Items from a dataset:
........

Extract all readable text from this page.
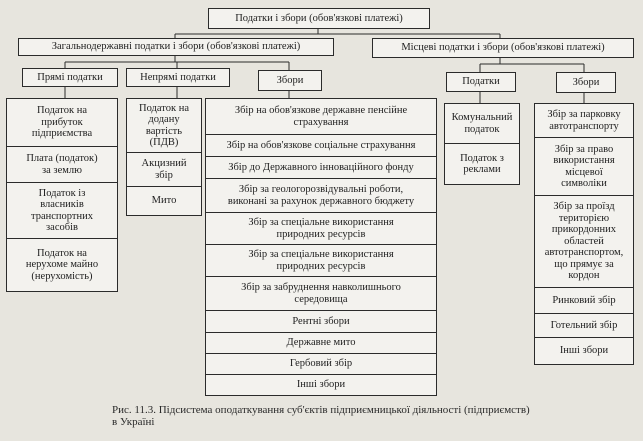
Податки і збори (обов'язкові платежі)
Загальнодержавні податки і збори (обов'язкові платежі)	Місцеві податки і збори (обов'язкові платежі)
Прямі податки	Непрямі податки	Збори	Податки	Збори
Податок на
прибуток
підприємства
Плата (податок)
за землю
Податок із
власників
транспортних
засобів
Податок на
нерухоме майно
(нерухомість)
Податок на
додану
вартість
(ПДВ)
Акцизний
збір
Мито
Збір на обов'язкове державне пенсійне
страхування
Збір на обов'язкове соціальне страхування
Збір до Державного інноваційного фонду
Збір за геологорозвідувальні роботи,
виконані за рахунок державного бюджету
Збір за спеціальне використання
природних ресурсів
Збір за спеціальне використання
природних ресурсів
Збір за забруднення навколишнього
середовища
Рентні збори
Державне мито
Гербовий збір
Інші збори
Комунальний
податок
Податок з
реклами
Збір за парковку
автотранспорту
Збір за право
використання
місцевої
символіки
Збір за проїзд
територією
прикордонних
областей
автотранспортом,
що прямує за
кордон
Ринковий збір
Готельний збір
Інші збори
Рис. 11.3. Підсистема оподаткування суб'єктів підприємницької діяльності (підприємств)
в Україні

........

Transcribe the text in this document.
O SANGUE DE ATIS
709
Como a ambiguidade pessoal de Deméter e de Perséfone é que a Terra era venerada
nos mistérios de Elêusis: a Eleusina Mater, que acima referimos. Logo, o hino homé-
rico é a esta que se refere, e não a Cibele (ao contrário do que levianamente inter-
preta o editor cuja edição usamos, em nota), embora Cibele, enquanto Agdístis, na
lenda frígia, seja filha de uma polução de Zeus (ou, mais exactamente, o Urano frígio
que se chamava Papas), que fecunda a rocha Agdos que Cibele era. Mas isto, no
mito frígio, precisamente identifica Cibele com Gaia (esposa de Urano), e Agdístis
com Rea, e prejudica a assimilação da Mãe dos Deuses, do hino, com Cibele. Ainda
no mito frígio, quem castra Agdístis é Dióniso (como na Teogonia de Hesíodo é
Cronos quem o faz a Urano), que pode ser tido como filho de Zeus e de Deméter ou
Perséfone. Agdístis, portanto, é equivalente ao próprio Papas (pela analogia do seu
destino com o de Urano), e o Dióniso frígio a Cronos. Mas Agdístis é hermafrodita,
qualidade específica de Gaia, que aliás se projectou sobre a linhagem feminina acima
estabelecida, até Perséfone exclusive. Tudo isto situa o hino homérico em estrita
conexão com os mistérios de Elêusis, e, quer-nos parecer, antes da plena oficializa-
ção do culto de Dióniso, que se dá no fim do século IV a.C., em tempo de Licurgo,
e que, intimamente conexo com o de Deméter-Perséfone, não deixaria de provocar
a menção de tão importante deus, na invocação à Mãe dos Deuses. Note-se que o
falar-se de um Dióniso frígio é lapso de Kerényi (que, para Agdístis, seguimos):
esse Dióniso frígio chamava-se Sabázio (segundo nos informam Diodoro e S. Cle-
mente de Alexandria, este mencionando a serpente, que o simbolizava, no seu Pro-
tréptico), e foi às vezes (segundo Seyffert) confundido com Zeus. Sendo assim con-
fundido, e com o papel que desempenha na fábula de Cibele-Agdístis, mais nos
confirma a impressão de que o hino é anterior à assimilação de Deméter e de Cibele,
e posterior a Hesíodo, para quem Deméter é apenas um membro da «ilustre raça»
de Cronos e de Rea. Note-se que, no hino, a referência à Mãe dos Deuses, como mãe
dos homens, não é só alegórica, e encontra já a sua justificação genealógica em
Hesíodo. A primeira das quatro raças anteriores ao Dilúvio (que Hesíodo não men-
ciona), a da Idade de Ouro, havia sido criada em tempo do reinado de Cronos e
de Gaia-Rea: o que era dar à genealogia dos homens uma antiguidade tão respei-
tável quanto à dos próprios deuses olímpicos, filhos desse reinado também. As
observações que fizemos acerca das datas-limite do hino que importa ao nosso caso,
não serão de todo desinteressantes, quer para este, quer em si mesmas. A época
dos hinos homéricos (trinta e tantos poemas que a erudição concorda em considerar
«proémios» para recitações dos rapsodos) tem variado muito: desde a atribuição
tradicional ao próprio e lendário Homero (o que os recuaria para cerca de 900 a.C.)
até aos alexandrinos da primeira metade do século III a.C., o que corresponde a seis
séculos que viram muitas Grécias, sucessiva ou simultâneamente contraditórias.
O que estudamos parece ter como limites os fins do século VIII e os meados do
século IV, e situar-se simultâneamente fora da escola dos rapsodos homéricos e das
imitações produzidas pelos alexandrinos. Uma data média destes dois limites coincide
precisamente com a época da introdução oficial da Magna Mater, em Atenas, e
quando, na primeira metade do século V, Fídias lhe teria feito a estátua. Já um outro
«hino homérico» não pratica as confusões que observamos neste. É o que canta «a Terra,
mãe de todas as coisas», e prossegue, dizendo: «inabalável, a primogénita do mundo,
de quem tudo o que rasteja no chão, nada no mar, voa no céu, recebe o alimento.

........

What to do
All lines above containing the string "Hesíodo" are to be collected.

The response
no mito frígio, quem castra Agdístis é Dióniso (como na Teogonia de Hesíodo é
e posterior a Hesíodo, para quem Deméter é apenas um membro da «ilustre raça»
Hesíodo. A primeira das quatro raças anteriores ao Dilúvio (que Hesíodo não men-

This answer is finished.